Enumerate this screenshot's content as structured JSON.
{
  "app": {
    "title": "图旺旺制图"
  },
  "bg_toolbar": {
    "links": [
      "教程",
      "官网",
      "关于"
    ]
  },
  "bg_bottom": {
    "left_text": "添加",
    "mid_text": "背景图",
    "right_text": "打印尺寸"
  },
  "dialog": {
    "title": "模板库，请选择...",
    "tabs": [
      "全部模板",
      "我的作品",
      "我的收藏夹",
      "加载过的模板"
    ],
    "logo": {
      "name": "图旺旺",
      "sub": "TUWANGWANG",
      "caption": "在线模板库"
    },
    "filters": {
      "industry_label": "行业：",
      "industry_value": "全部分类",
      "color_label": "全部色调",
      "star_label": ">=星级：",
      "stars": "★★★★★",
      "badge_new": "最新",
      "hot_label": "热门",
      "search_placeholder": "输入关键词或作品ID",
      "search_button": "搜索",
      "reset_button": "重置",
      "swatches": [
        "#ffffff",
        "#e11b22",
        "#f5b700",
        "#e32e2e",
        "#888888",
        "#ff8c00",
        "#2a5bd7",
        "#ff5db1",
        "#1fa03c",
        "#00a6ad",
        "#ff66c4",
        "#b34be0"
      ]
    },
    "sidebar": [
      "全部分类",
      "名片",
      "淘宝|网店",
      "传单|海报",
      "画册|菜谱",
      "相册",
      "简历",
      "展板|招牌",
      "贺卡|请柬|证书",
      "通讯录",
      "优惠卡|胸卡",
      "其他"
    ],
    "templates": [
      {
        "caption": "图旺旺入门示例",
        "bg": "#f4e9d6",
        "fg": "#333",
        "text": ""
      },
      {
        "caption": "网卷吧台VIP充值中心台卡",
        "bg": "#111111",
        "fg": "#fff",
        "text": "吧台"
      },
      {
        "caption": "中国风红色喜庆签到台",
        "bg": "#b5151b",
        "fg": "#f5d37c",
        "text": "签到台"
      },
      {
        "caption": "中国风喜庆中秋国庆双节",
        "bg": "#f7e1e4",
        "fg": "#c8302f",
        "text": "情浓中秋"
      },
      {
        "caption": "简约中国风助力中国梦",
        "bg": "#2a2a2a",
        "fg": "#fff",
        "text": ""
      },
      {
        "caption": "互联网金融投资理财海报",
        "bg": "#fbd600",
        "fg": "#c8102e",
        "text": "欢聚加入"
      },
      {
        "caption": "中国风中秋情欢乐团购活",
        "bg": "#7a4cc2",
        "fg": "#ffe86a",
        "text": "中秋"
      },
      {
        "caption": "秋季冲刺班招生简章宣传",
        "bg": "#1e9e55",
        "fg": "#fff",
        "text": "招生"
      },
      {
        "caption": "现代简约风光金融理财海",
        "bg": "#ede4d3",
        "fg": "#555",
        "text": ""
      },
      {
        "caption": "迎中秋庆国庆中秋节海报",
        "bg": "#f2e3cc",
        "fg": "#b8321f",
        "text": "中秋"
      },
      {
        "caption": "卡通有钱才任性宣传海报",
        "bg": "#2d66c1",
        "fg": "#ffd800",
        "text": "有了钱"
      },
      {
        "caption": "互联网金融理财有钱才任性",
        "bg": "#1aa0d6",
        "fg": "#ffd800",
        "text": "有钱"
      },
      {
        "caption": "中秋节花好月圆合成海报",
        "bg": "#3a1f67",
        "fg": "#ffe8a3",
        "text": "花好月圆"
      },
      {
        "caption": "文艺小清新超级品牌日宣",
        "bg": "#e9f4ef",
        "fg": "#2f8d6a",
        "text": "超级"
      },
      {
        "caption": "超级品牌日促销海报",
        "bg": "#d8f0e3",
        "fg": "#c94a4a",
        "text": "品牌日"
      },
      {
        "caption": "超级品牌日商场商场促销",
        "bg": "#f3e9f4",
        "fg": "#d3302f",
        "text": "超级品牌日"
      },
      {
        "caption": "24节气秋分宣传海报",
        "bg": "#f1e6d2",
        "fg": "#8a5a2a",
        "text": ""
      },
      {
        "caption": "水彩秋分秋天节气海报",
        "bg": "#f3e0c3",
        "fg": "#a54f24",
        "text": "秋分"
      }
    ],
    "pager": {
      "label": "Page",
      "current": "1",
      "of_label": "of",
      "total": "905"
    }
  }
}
• • •
### Problem details
Copy all the records above precisely.

### The answer
Enumerate this screenshot's content as structured JSON.
{
  "app": {
    "title": "图旺旺制图"
  },
  "bg_toolbar": {
    "links": [
      "教程",
      "官网",
      "关于"
    ]
  },
  "bg_bottom": {
    "left_text": "添加",
    "mid_text": "背景图",
    "right_text": "打印尺寸"
  },
  "dialog": {
    "title": "模板库，请选择...",
    "tabs": [
      "全部模板",
      "我的作品",
      "我的收藏夹",
      "加载过的模板"
    ],
    "logo": {
      "name": "图旺旺",
      "sub": "TUWANGWANG",
      "caption": "在线模板库"
    },
    "filters": {
      "industry_label": "行业：",
      "industry_value": "全部分类",
      "color_label": "全部色调",
      "star_label": ">=星级：",
      "stars": "★★★★★",
      "badge_new": "最新",
      "hot_label": "热门",
      "search_placeholder": "输入关键词或作品ID",
      "search_button": "搜索",
      "reset_button": "重置",
      "swatches": [
        "#ffffff",
        "#e11b22",
        "#f5b700",
        "#e32e2e",
        "#888888",
        "#ff8c00",
        "#2a5bd7",
        "#ff5db1",
        "#1fa03c",
        "#00a6ad",
        "#ff66c4",
        "#b34be0"
      ]
    },
    "sidebar": [
      "全部分类",
      "名片",
      "淘宝|网店",
      "传单|海报",
      "画册|菜谱",
      "相册",
      "简历",
      "展板|招牌",
      "贺卡|请柬|证书",
      "通讯录",
      "优惠卡|胸卡",
      "其他"
    ],
    "templates": [
      {
        "caption": "图旺旺入门示例",
        "bg": "#f4e9d6",
        "fg": "#333",
        "text": ""
      },
      {
        "caption": "网卷吧台VIP充值中心台卡",
        "bg": "#111111",
        "fg": "#fff",
        "text": "吧台"
      },
      {
        "caption": "中国风红色喜庆签到台",
        "bg": "#b5151b",
        "fg": "#f5d37c",
        "text": "签到台"
      },
      {
        "caption": "中国风喜庆中秋国庆双节",
        "bg": "#f7e1e4",
        "fg": "#c8302f",
        "text": "情浓中秋"
      },
      {
        "caption": "简约中国风助力中国梦",
        "bg": "#2a2a2a",
        "fg": "#fff",
        "text": ""
      },
      {
        "caption": "互联网金融投资理财海报",
        "bg": "#fbd600",
        "fg": "#c8102e",
        "text": "欢聚加入"
      },
      {
        "caption": "中国风中秋情欢乐团购活",
        "bg": "#7a4cc2",
        "fg": "#ffe86a",
        "text": "中秋"
      },
      {
        "caption": "秋季冲刺班招生简章宣传",
        "bg": "#1e9e55",
        "fg": "#fff",
        "text": "招生"
      },
      {
        "caption": "现代简约风光金融理财海",
        "bg": "#ede4d3",
        "fg": "#555",
        "text": ""
      },
      {
        "caption": "迎中秋庆国庆中秋节海报",
        "bg": "#f2e3cc",
        "fg": "#b8321f",
        "text": "中秋"
      },
      {
        "caption": "卡通有钱才任性宣传海报",
        "bg": "#2d66c1",
        "fg": "#ffd800",
        "text": "有了钱"
      },
      {
        "caption": "互联网金融理财有钱才任性",
        "bg": "#1aa0d6",
        "fg": "#ffd800",
        "text": "有钱"
      },
      {
        "caption": "中秋节花好月圆合成海报",
        "bg": "#3a1f67",
        "fg": "#ffe8a3",
        "text": "花好月圆"
      },
      {
        "caption": "文艺小清新超级品牌日宣",
        "bg": "#e9f4ef",
        "fg": "#2f8d6a",
        "text": "超级"
      },
      {
        "caption": "超级品牌日促销海报",
        "bg": "#d8f0e3",
        "fg": "#c94a4a",
        "text": "品牌日"
      },
      {
        "caption": "超级品牌日商场商场促销",
        "bg": "#f3e9f4",
        "fg": "#d3302f",
        "text": "超级品牌日"
      },
      {
        "caption": "24节气秋分宣传海报",
        "bg": "#f1e6d2",
        "fg": "#8a5a2a",
        "text": ""
      },
      {
        "caption": "水彩秋分秋天节气海报",
        "bg": "#f3e0c3",
        "fg": "#a54f24",
        "text": "秋分"
      }
    ],
    "pager": {
      "label": "Page",
      "current": "1",
      "of_label": "of",
      "total": "905"
    }
  }
}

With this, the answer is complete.